## MATERIAL FOR THIS EXERCISE
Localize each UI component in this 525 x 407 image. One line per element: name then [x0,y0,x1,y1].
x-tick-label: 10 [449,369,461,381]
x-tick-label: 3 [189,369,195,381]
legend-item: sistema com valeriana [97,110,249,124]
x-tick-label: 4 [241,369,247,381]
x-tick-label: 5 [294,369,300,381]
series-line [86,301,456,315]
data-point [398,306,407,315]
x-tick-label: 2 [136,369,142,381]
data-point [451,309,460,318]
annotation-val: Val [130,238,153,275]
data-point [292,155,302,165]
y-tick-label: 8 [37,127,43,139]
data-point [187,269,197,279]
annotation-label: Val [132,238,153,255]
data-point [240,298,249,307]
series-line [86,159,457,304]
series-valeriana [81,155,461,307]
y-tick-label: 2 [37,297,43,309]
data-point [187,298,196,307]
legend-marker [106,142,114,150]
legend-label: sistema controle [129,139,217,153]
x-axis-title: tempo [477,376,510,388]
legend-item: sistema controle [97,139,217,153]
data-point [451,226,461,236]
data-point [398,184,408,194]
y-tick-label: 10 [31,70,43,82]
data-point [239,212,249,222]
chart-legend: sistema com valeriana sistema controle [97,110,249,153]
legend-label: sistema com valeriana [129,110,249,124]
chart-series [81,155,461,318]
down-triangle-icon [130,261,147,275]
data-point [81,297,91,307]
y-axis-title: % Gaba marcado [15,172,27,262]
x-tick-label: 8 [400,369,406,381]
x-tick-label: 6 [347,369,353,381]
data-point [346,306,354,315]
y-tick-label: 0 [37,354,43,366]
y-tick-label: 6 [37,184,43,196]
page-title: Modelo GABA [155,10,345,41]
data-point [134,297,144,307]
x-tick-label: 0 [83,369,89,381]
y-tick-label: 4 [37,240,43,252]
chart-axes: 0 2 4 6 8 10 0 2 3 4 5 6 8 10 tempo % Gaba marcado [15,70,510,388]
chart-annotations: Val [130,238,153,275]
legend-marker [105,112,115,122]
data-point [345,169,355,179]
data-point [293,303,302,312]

## SET PROBLEM
Write out the entries again without changes, starting at the first line of the entries and ending at the line that contains "y-tick-label: 2 [37,297,43,309]", with both of those lines included.

## EXPECTED OUTPUT
Localize each UI component in this 525 x 407 image. One line per element: name then [x0,y0,x1,y1].
x-tick-label: 10 [449,369,461,381]
x-tick-label: 3 [189,369,195,381]
legend-item: sistema com valeriana [97,110,249,124]
x-tick-label: 4 [241,369,247,381]
x-tick-label: 5 [294,369,300,381]
series-line [86,301,456,315]
data-point [398,306,407,315]
x-tick-label: 2 [136,369,142,381]
data-point [451,309,460,318]
annotation-val: Val [130,238,153,275]
data-point [292,155,302,165]
y-tick-label: 8 [37,127,43,139]
data-point [187,269,197,279]
annotation-label: Val [132,238,153,255]
data-point [240,298,249,307]
series-line [86,159,457,304]
series-valeriana [81,155,461,307]
y-tick-label: 2 [37,297,43,309]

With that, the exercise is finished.